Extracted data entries
──────
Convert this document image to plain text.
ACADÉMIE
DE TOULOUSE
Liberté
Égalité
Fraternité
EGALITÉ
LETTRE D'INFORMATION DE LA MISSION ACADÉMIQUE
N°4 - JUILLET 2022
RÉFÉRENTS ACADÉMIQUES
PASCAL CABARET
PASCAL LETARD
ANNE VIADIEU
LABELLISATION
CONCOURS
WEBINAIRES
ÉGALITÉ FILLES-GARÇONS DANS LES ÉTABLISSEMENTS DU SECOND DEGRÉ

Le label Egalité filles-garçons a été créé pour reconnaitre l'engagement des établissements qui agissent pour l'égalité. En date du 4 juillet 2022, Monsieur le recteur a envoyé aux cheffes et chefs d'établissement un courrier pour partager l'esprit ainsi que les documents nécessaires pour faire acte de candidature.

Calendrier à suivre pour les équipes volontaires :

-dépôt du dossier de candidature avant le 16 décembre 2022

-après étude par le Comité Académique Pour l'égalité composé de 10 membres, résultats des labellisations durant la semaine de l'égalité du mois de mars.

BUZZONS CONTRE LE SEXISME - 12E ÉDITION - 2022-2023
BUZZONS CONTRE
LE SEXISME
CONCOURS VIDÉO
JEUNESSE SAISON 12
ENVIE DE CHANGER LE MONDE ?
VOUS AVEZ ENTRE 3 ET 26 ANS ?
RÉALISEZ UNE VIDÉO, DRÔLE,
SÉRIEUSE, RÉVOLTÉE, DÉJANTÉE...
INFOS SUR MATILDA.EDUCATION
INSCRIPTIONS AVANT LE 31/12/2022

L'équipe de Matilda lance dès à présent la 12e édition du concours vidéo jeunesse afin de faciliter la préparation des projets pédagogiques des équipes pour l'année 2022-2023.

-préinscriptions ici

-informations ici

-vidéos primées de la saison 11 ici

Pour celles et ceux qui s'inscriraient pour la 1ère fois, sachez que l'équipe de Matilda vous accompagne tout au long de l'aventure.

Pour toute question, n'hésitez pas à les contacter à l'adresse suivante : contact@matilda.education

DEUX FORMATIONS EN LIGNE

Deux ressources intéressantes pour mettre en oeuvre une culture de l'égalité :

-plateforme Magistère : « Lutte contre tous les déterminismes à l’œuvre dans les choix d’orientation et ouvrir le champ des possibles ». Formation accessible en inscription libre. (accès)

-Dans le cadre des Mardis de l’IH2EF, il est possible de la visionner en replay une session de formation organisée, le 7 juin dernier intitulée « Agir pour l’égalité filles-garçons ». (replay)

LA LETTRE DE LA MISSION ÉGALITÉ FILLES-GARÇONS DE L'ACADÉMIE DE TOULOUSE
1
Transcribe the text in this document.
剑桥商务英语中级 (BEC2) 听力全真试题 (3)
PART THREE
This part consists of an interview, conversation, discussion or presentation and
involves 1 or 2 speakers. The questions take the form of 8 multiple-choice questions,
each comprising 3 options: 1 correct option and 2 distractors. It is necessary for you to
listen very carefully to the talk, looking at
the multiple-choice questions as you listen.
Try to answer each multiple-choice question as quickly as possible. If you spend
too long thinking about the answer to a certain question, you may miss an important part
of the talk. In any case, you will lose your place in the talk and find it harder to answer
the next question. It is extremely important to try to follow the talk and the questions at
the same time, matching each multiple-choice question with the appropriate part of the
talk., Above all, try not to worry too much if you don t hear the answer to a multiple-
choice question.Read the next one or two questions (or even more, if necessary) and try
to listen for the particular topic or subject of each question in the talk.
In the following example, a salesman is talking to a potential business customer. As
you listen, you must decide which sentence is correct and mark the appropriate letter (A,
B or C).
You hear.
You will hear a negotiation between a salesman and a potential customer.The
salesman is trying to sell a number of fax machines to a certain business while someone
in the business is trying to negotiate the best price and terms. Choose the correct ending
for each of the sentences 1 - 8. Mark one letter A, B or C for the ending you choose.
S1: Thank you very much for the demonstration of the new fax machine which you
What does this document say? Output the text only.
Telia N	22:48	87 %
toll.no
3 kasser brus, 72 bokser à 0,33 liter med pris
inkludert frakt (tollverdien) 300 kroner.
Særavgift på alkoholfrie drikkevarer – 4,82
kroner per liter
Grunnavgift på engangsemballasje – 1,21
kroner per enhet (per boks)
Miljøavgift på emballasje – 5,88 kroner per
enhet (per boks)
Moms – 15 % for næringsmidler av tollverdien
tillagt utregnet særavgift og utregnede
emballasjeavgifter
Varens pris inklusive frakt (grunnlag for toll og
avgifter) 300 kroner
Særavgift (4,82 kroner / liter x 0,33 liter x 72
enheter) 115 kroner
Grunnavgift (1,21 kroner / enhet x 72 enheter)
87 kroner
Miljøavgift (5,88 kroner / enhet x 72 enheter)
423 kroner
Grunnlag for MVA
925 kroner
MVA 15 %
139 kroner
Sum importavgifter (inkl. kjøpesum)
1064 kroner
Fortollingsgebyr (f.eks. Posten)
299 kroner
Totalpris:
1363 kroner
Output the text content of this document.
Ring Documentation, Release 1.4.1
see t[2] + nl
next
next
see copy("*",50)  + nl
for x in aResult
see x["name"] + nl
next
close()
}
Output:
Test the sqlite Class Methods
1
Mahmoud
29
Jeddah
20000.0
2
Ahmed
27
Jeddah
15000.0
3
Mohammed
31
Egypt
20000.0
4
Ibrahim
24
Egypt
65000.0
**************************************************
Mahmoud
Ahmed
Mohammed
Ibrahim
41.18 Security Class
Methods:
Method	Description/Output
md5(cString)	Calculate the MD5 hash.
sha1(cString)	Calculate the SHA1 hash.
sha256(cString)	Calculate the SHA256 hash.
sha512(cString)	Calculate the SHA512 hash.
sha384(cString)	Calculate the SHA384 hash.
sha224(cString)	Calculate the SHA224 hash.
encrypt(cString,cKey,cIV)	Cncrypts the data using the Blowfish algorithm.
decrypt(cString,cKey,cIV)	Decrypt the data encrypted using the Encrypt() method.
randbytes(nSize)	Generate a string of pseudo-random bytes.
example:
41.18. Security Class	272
──────
What to do =>
Write out every entry verbatim.

Answer to this task =>
Convert this document image to plain text.
ACADÉMIE
DE TOULOUSE
Liberté
Égalité
Fraternité
EGALITÉ
LETTRE D'INFORMATION DE LA MISSION ACADÉMIQUE
N°4 - JUILLET 2022
RÉFÉRENTS ACADÉMIQUES
PASCAL CABARET
PASCAL LETARD
ANNE VIADIEU
LABELLISATION
CONCOURS
WEBINAIRES
ÉGALITÉ FILLES-GARÇONS DANS LES ÉTABLISSEMENTS DU SECOND DEGRÉ

Le label Egalité filles-garçons a été créé pour reconnaitre l'engagement des établissements qui agissent pour l'égalité. En date du 4 juillet 2022, Monsieur le recteur a envoyé aux cheffes et chefs d'établissement un courrier pour partager l'esprit ainsi que les documents nécessaires pour faire acte de candidature.

Calendrier à suivre pour les équipes volontaires :

-dépôt du dossier de candidature avant le 16 décembre 2022

-après étude par le Comité Académique Pour l'égalité composé de 10 membres, résultats des labellisations durant la semaine de l'égalité du mois de mars.

BUZZONS CONTRE LE SEXISME - 12E ÉDITION - 2022-2023
BUZZONS CONTRE
LE SEXISME
CONCOURS VIDÉO
JEUNESSE SAISON 12
ENVIE DE CHANGER LE MONDE ?
VOUS AVEZ ENTRE 3 ET 26 ANS ?
RÉALISEZ UNE VIDÉO, DRÔLE,
SÉRIEUSE, RÉVOLTÉE, DÉJANTÉE...
INFOS SUR MATILDA.EDUCATION
INSCRIPTIONS AVANT LE 31/12/2022

L'équipe de Matilda lance dès à présent la 12e édition du concours vidéo jeunesse afin de faciliter la préparation des projets pédagogiques des équipes pour l'année 2022-2023.

-préinscriptions ici

-informations ici

-vidéos primées de la saison 11 ici

Pour celles et ceux qui s'inscriraient pour la 1ère fois, sachez que l'équipe de Matilda vous accompagne tout au long de l'aventure.

Pour toute question, n'hésitez pas à les contacter à l'adresse suivante : contact@matilda.education

DEUX FORMATIONS EN LIGNE

Deux ressources intéressantes pour mettre en oeuvre une culture de l'égalité :

-plateforme Magistère : « Lutte contre tous les déterminismes à l’œuvre dans les choix d’orientation et ouvrir le champ des possibles ». Formation accessible en inscription libre. (accès)

-Dans le cadre des Mardis de l’IH2EF, il est possible de la visionner en replay une session de formation organisée, le 7 juin dernier intitulée « Agir pour l’égalité filles-garçons ». (replay)

LA LETTRE DE LA MISSION ÉGALITÉ FILLES-GARÇONS DE L'ACADÉMIE DE TOULOUSE
1
Transcribe the text in this document.
剑桥商务英语中级 (BEC2) 听力全真试题 (3)
PART THREE
This part consists of an interview, conversation, discussion or presentation and
involves 1 or 2 speakers. The questions take the form of 8 multiple-choice questions,
each comprising 3 options: 1 correct option and 2 distractors. It is necessary for you to
listen very carefully to the talk, looking at
the multiple-choice questions as you listen.
Try to answer each multiple-choice question as quickly as possible. If you spend
too long thinking about the answer to a certain question, you may miss an important part
of the talk. In any case, you will lose your place in the talk and find it harder to answer
the next question. It is extremely important to try to follow the talk and the questions at
the same time, matching each multiple-choice question with the appropriate part of the
talk., Above all, try not to worry too much if you don t hear the answer to a multiple-
choice question.Read the next one or two questions (or even more, if necessary) and try
to listen for the particular topic or subject of each question in the talk.
In the following example, a salesman is talking to a potential business customer. As
you listen, you must decide which sentence is correct and mark the appropriate letter (A,
B or C).
You hear.
You will hear a negotiation between a salesman and a potential customer.The
salesman is trying to sell a number of fax machines to a certain business while someone
in the business is trying to negotiate the best price and terms. Choose the correct ending
for each of the sentences 1 - 8. Mark one letter A, B or C for the ending you choose.
S1: Thank you very much for the demonstration of the new fax machine which you
What does this document say? Output the text only.
Telia N	22:48	87 %
toll.no
3 kasser brus, 72 bokser à 0,33 liter med pris
inkludert frakt (tollverdien) 300 kroner.
Særavgift på alkoholfrie drikkevarer – 4,82
kroner per liter
Grunnavgift på engangsemballasje – 1,21
kroner per enhet (per boks)
Miljøavgift på emballasje – 5,88 kroner per
enhet (per boks)
Moms – 15 % for næringsmidler av tollverdien
tillagt utregnet særavgift og utregnede
emballasjeavgifter
Varens pris inklusive frakt (grunnlag for toll og
avgifter) 300 kroner
Særavgift (4,82 kroner / liter x 0,33 liter x 72
enheter) 115 kroner
Grunnavgift (1,21 kroner / enhet x 72 enheter)
87 kroner
Miljøavgift (5,88 kroner / enhet x 72 enheter)
423 kroner
Grunnlag for MVA
925 kroner
MVA 15 %
139 kroner
Sum importavgifter (inkl. kjøpesum)
1064 kroner
Fortollingsgebyr (f.eks. Posten)
299 kroner
Totalpris:
1363 kroner
Output the text content of this document.
Ring Documentation, Release 1.4.1
see t[2] + nl
next
next
see copy("*",50)  + nl
for x in aResult
see x["name"] + nl
next
close()
}
Output:
Test the sqlite Class Methods
1
Mahmoud
29
Jeddah
20000.0
2
Ahmed
27
Jeddah
15000.0
3
Mohammed
31
Egypt
20000.0
4
Ibrahim
24
Egypt
65000.0
**************************************************
Mahmoud
Ahmed
Mohammed
Ibrahim
41.18 Security Class
Methods:
Method	Description/Output
md5(cString)	Calculate the MD5 hash.
sha1(cString)	Calculate the SHA1 hash.
sha256(cString)	Calculate the SHA256 hash.
sha512(cString)	Calculate the SHA512 hash.
sha384(cString)	Calculate the SHA384 hash.
sha224(cString)	Calculate the SHA224 hash.
encrypt(cString,cKey,cIV)	Cncrypts the data using the Blowfish algorithm.
decrypt(cString,cKey,cIV)	Decrypt the data encrypted using the Encrypt() method.
randbytes(nSize)	Generate a string of pseudo-random bytes.
example:
41.18. Security Class	272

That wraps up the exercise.